» **Information supplied**
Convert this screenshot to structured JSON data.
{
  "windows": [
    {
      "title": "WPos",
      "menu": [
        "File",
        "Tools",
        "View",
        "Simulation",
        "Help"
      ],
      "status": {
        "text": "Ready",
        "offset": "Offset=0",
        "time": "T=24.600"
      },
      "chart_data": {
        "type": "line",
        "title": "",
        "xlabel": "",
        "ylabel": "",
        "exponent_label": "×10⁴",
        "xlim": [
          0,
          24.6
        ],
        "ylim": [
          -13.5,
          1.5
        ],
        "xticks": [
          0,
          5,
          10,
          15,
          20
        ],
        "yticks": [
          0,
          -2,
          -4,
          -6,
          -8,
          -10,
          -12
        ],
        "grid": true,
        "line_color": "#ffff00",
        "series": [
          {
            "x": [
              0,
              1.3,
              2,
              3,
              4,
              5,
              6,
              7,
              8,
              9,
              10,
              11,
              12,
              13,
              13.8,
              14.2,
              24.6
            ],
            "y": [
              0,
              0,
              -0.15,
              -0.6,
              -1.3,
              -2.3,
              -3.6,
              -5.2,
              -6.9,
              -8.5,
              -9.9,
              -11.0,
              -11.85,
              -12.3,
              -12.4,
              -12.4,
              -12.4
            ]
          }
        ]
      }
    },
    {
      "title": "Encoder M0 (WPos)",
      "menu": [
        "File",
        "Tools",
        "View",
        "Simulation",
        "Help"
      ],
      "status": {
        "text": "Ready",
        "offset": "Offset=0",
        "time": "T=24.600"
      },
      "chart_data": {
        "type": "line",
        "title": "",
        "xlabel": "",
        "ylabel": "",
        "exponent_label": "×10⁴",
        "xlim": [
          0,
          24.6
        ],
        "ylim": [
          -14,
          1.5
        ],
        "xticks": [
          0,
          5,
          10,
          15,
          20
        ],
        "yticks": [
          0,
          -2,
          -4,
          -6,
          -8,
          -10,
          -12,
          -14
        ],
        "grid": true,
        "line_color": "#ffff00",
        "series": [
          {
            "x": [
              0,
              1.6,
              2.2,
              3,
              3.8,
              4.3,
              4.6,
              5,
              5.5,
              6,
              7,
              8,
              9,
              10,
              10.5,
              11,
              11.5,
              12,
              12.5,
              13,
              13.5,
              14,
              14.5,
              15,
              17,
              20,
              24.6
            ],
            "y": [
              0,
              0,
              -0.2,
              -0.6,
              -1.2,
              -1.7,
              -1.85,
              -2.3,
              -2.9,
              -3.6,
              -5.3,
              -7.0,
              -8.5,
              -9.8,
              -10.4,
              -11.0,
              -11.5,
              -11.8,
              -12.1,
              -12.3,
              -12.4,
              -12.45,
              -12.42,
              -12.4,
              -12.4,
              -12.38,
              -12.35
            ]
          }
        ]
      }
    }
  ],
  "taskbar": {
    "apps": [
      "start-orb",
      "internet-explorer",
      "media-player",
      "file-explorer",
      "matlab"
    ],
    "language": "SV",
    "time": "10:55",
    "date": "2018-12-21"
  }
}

» **Exercise**
Quote each line of the data above exactly as written.

» **Solution to the exercise**
Convert this screenshot to structured JSON data.
{
  "windows": [
    {
      "title": "WPos",
      "menu": [
        "File",
        "Tools",
        "View",
        "Simulation",
        "Help"
      ],
      "status": {
        "text": "Ready",
        "offset": "Offset=0",
        "time": "T=24.600"
      },
      "chart_data": {
        "type": "line",
        "title": "",
        "xlabel": "",
        "ylabel": "",
        "exponent_label": "×10⁴",
        "xlim": [
          0,
          24.6
        ],
        "ylim": [
          -13.5,
          1.5
        ],
        "xticks": [
          0,
          5,
          10,
          15,
          20
        ],
        "yticks": [
          0,
          -2,
          -4,
          -6,
          -8,
          -10,
          -12
        ],
        "grid": true,
        "line_color": "#ffff00",
        "series": [
          {
            "x": [
              0,
              1.3,
              2,
              3,
              4,
              5,
              6,
              7,
              8,
              9,
              10,
              11,
              12,
              13,
              13.8,
              14.2,
              24.6
            ],
            "y": [
              0,
              0,
              -0.15,
              -0.6,
              -1.3,
              -2.3,
              -3.6,
              -5.2,
              -6.9,
              -8.5,
              -9.9,
              -11.0,
              -11.85,
              -12.3,
              -12.4,
              -12.4,
              -12.4
            ]
          }
        ]
      }
    },
    {
      "title": "Encoder M0 (WPos)",
      "menu": [
        "File",
        "Tools",
        "View",
        "Simulation",
        "Help"
      ],
      "status": {
        "text": "Ready",
        "offset": "Offset=0",
        "time": "T=24.600"
      },
      "chart_data": {
        "type": "line",
        "title": "",
        "xlabel": "",
        "ylabel": "",
        "exponent_label": "×10⁴",
        "xlim": [
          0,
          24.6
        ],
        "ylim": [
          -14,
          1.5
        ],
        "xticks": [
          0,
          5,
          10,
          15,
          20
        ],
        "yticks": [
          0,
          -2,
          -4,
          -6,
          -8,
          -10,
          -12,
          -14
        ],
        "grid": true,
        "line_color": "#ffff00",
        "series": [
          {
            "x": [
              0,
              1.6,
              2.2,
              3,
              3.8,
              4.3,
              4.6,
              5,
              5.5,
              6,
              7,
              8,
              9,
              10,
              10.5,
              11,
              11.5,
              12,
              12.5,
              13,
              13.5,
              14,
              14.5,
              15,
              17,
              20,
              24.6
            ],
            "y": [
              0,
              0,
              -0.2,
              -0.6,
              -1.2,
              -1.7,
              -1.85,
              -2.3,
              -2.9,
              -3.6,
              -5.3,
              -7.0,
              -8.5,
              -9.8,
              -10.4,
              -11.0,
              -11.5,
              -11.8,
              -12.1,
              -12.3,
              -12.4,
              -12.45,
              -12.42,
              -12.4,
              -12.4,
              -12.38,
              -12.35
            ]
          }
        ]
      }
    }
  ],
  "taskbar": {
    "apps": [
      "start-orb",
      "internet-explorer",
      "media-player",
      "file-explorer",
      "matlab"
    ],
    "language": "SV",
    "time": "10:55",
    "date": "2018-12-21"
  }
}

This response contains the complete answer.